• Instructions for the task:
Without the pictures, can you quote each line below exactly?

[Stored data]
§ §

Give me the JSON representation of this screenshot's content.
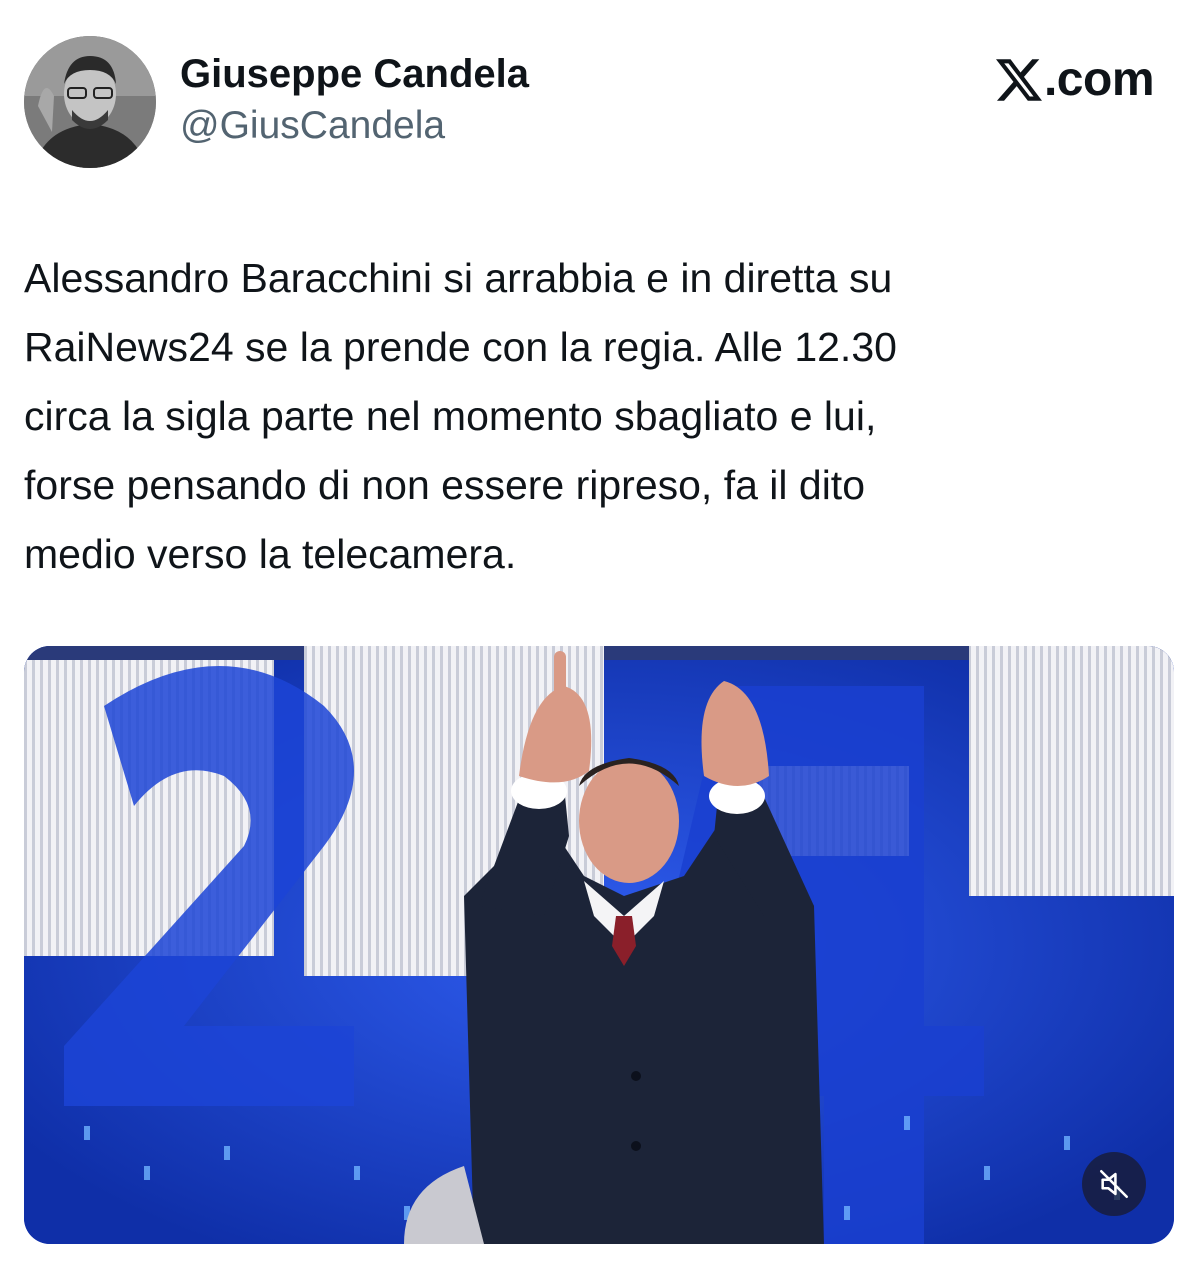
{
  "author": {
    "display_name": "Giuseppe Candela",
    "handle": "@GiusCandela",
    "avatar_icon": "profile-photo"
  },
  "brand": {
    "label": ".com",
    "logo_icon": "x-logo-icon"
  },
  "tweet": {
    "text": "Alessandro Baracchini si arrabbia e in diretta su\nRaiNews24 se la prende con la regia. Alle 12.30\ncirca la sigla parte nel momento sbagliato e lui,\nforse pensando di non essere ripreso, fa il dito\nmedio verso la telecamera."
  },
  "media": {
    "type": "video",
    "mute_icon": "muted-speaker-icon"
  },
  "colors": {
    "text": "#0f1419",
    "secondary_text": "#536471",
    "studio_blue": "#1238b8"
  }
}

§ §

• Exercise answer:
Give me the JSON representation of this screenshot's content.
{
  "author": {
    "display_name": "Giuseppe Candela",
    "handle": "@GiusCandela",
    "avatar_icon": "profile-photo"
  },
  "brand": {
    "label": ".com",
    "logo_icon": "x-logo-icon"
  },
  "tweet": {
    "text": "Alessandro Baracchini si arrabbia e in diretta su\nRaiNews24 se la prende con la regia. Alle 12.30\ncirca la sigla parte nel momento sbagliato e lui,\nforse pensando di non essere ripreso, fa il dito\nmedio verso la telecamera."
  },
  "media": {
    "type": "video",
    "mute_icon": "muted-speaker-icon"
  },
  "colors": {
    "text": "#0f1419",
    "secondary_text": "#536471",
    "studio_blue": "#1238b8"
  }
}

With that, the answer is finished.